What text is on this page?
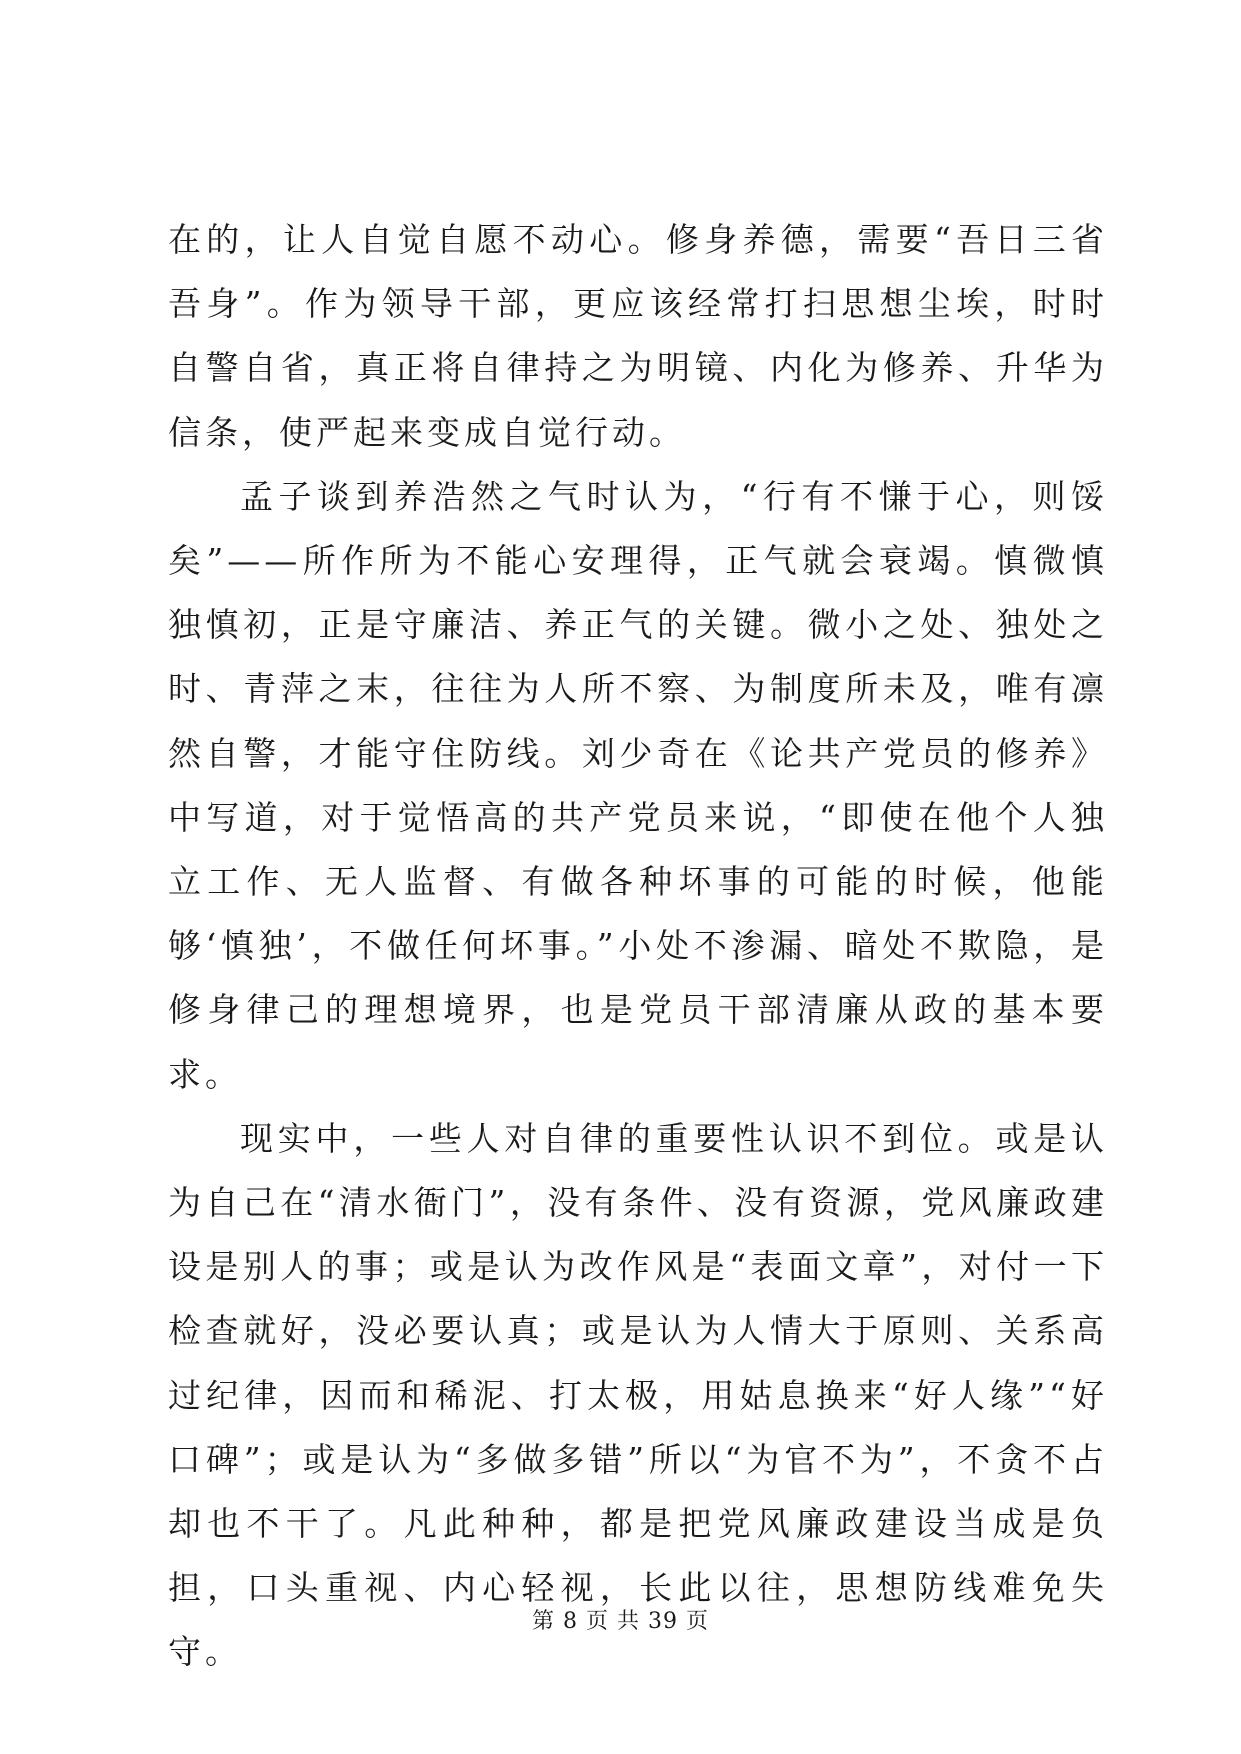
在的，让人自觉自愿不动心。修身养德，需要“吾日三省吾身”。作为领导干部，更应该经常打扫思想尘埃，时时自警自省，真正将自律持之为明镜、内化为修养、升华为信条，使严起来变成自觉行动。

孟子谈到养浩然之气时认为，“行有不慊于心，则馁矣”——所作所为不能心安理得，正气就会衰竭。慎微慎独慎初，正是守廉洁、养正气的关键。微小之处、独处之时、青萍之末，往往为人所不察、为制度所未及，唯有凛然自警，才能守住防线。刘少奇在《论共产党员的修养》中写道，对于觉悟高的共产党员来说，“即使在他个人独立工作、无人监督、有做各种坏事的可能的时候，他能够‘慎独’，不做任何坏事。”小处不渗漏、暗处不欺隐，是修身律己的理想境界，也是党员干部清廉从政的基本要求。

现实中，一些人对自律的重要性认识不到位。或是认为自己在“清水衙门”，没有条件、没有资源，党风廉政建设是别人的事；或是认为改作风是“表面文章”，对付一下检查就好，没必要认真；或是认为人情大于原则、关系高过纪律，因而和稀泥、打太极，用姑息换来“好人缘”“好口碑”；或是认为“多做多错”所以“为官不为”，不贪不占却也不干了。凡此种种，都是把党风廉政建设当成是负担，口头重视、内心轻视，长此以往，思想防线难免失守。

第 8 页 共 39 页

▶ To be done: Reproduce each line exactly as it appears, omitting the pictures.

▶ Final result:
What text is on this page?
在的，让人自觉自愿不动心。修身养德，需要“吾日三省吾身”。作为领导干部，更应该经常打扫思想尘埃，时时自警自省，真正将自律持之为明镜、内化为修养、升华为信条，使严起来变成自觉行动。

孟子谈到养浩然之气时认为，“行有不慊于心，则馁矣”——所作所为不能心安理得，正气就会衰竭。慎微慎独慎初，正是守廉洁、养正气的关键。微小之处、独处之时、青萍之末，往往为人所不察、为制度所未及，唯有凛然自警，才能守住防线。刘少奇在《论共产党员的修养》中写道，对于觉悟高的共产党员来说，“即使在他个人独立工作、无人监督、有做各种坏事的可能的时候，他能够‘慎独’，不做任何坏事。”小处不渗漏、暗处不欺隐，是修身律己的理想境界，也是党员干部清廉从政的基本要求。

现实中，一些人对自律的重要性认识不到位。或是认为自己在“清水衙门”，没有条件、没有资源，党风廉政建设是别人的事；或是认为改作风是“表面文章”，对付一下检查就好，没必要认真；或是认为人情大于原则、关系高过纪律，因而和稀泥、打太极，用姑息换来“好人缘”“好口碑”；或是认为“多做多错”所以“为官不为”，不贪不占却也不干了。凡此种种，都是把党风廉政建设当成是负担，口头重视、内心轻视，长此以往，思想防线难免失守。

第 8 页 共 39 页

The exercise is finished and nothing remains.